[Excerpt from a dataset]
╭──
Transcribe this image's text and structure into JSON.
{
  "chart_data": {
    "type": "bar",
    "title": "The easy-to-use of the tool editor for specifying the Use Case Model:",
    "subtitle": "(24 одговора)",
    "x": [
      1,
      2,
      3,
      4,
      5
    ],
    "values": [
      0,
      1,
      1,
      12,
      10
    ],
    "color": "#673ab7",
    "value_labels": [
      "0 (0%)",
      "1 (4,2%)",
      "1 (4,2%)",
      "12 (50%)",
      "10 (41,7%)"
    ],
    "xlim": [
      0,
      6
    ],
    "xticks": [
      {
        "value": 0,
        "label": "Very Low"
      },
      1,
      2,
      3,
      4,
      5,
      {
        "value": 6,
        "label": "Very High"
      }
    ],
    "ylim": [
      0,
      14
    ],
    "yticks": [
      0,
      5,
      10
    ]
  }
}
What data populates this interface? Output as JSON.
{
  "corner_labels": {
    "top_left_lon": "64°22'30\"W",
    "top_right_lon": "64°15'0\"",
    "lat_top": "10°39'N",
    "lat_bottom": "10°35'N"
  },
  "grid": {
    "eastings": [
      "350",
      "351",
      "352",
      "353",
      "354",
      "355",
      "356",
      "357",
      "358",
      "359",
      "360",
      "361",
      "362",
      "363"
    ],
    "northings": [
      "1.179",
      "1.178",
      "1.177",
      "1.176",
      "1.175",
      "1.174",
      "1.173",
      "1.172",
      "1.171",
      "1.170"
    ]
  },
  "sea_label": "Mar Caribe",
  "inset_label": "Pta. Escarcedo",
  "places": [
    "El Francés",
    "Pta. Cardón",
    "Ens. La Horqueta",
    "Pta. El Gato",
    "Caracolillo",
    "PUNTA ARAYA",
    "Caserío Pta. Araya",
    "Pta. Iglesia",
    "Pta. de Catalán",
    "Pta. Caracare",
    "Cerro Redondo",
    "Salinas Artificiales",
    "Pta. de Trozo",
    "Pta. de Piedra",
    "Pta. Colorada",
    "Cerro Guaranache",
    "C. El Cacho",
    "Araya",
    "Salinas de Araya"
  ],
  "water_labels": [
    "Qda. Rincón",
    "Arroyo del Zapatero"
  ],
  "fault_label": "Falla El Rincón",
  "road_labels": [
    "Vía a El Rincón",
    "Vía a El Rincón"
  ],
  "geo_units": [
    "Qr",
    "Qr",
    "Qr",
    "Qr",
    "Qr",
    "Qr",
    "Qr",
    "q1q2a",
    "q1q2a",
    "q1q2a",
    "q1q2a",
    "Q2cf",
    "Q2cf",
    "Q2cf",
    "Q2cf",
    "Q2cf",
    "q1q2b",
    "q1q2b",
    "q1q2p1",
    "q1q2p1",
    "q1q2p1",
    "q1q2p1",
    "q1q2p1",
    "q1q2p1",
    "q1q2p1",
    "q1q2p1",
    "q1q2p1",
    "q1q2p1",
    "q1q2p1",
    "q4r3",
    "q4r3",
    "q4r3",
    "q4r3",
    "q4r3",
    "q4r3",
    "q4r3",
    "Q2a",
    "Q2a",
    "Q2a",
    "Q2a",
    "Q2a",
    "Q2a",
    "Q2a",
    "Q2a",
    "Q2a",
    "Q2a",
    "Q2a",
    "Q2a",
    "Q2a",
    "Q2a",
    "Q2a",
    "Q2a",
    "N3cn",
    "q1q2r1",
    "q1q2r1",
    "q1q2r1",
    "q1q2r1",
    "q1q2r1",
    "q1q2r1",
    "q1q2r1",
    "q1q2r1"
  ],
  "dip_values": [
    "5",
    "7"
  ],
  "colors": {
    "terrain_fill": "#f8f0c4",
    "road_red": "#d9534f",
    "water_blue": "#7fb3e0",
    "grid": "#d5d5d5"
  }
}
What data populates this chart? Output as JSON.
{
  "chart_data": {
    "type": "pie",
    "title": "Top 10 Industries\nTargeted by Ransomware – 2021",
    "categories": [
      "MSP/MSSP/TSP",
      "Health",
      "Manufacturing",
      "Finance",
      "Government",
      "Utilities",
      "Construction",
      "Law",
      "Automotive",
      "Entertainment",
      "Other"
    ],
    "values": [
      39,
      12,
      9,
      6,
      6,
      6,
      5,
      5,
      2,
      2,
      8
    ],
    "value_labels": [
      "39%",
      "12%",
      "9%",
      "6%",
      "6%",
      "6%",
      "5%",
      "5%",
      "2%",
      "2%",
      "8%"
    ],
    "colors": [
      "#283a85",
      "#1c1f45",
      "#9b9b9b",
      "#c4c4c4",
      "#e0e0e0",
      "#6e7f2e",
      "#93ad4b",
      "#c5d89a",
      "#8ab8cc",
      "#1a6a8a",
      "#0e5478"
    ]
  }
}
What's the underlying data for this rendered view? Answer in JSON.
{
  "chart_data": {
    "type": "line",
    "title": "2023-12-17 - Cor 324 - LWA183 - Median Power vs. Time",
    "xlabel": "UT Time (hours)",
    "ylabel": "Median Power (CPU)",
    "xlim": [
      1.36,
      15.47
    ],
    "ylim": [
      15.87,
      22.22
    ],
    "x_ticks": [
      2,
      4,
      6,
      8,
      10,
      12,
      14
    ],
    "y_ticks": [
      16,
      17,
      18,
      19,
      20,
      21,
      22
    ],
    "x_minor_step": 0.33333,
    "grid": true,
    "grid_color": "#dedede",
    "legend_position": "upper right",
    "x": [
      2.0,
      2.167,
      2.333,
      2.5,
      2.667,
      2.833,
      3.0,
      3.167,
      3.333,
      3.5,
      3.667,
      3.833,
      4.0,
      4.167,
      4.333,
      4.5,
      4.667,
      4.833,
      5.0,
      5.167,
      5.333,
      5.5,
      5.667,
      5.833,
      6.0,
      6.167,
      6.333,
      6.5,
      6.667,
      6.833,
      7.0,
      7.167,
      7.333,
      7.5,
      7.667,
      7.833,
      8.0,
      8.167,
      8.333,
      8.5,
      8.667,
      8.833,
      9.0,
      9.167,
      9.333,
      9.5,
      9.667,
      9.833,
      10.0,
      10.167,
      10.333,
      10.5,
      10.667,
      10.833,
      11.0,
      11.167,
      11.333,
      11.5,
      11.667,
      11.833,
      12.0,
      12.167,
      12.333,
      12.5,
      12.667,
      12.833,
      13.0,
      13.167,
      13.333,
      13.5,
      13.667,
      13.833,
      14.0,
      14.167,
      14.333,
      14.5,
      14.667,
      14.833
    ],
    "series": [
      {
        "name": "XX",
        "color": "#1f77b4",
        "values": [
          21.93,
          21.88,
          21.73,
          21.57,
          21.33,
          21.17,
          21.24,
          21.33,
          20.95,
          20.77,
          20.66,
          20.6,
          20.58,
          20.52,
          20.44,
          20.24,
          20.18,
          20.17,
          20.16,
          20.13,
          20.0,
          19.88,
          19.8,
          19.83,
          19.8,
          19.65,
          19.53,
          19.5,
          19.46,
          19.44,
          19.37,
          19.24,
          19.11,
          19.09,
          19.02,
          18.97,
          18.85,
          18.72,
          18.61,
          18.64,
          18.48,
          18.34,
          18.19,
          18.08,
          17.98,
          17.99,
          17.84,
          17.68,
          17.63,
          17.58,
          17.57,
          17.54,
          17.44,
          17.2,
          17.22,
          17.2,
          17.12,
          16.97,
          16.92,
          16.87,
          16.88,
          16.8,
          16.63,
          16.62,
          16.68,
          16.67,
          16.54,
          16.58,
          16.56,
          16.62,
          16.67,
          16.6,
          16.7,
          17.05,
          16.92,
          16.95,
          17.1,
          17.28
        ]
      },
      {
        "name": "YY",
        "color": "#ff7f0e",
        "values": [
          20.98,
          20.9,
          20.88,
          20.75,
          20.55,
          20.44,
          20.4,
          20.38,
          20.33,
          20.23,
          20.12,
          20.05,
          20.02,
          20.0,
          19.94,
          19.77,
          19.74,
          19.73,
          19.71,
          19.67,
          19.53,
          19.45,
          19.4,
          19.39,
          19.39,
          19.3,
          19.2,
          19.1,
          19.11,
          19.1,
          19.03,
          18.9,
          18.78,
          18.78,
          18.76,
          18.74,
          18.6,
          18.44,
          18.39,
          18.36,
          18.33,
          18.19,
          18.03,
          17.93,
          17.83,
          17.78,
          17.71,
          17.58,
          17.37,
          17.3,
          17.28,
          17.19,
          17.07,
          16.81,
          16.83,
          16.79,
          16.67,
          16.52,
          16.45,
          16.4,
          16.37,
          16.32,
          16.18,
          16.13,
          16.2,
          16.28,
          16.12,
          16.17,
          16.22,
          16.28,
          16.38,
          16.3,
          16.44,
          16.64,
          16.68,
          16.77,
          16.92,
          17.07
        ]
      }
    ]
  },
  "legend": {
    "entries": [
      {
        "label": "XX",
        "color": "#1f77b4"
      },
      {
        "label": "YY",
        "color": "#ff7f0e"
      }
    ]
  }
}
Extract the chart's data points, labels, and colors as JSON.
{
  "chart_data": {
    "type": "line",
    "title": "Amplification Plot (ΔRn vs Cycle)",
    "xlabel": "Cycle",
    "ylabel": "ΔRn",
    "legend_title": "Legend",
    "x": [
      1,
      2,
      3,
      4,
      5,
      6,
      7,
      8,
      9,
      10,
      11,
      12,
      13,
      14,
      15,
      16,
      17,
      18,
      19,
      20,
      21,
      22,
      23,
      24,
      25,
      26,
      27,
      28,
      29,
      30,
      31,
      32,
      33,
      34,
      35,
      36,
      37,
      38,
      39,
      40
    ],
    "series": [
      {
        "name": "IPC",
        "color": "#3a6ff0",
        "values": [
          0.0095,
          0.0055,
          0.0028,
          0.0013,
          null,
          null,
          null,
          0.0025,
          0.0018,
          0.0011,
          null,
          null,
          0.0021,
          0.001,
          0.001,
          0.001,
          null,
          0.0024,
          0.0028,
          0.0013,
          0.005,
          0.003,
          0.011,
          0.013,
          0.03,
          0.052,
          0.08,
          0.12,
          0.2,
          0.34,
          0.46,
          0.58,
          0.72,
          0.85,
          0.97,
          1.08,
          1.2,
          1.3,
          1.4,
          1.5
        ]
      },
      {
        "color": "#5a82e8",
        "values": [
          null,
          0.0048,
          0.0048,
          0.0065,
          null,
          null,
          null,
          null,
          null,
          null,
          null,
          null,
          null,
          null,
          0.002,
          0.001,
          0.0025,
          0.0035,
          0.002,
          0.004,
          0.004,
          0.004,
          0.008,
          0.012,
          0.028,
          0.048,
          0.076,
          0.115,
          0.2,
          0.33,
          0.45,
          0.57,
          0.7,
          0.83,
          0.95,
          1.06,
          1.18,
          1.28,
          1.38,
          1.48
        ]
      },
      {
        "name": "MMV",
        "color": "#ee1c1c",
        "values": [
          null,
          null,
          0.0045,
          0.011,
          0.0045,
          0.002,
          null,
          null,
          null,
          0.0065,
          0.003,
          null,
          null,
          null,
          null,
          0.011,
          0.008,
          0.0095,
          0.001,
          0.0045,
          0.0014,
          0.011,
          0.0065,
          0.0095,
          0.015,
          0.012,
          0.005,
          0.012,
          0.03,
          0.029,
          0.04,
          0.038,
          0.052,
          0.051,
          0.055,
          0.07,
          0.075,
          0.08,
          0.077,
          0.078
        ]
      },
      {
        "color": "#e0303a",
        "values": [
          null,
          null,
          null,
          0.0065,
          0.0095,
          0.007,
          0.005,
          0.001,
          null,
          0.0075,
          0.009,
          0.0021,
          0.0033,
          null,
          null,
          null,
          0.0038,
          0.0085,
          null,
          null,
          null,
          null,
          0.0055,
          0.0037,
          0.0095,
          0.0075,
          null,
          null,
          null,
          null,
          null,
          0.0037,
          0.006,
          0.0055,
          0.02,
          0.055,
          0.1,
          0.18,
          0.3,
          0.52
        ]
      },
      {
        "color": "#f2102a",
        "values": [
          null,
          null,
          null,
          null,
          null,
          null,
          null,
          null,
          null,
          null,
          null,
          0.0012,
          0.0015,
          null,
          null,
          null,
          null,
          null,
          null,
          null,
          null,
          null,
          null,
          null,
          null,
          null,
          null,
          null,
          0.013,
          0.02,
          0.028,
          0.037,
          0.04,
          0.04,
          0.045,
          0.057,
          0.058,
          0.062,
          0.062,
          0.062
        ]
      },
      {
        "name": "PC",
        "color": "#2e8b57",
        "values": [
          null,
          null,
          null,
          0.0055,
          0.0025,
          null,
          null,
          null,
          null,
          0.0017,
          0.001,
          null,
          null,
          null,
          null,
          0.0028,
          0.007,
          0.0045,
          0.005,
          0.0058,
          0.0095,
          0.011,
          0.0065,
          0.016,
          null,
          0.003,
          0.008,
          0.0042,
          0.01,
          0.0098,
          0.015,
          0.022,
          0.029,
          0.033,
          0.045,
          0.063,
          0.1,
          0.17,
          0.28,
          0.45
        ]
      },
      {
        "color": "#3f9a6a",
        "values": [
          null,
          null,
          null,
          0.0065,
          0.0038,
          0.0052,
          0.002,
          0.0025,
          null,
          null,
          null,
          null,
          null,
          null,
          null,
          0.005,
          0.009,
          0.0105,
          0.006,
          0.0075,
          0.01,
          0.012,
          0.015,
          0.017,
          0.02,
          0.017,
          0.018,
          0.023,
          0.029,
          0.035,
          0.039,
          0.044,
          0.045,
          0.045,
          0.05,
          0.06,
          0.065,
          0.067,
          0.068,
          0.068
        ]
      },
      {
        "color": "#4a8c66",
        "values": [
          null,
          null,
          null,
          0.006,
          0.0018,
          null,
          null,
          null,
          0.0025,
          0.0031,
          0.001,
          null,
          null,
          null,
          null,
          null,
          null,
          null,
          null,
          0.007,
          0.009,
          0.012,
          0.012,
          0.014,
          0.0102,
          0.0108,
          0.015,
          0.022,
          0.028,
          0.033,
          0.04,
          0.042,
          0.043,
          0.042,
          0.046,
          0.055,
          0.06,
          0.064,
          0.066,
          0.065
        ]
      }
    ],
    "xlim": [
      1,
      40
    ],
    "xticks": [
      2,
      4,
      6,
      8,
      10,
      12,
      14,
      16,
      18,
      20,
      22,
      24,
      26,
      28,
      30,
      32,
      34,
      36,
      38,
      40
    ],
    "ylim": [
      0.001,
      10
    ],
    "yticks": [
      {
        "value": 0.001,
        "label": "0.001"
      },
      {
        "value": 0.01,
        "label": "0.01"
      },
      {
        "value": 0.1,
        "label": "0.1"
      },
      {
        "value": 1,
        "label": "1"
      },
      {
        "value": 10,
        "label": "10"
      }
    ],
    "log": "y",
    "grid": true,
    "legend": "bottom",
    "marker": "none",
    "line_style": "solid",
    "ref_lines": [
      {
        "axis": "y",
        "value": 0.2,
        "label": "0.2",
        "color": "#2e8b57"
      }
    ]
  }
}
╰──
→ YOUR OBJECTIVE:
In the records above, how many lines include the string "JSON"? Answer with only the number.

→ ANSWER:
5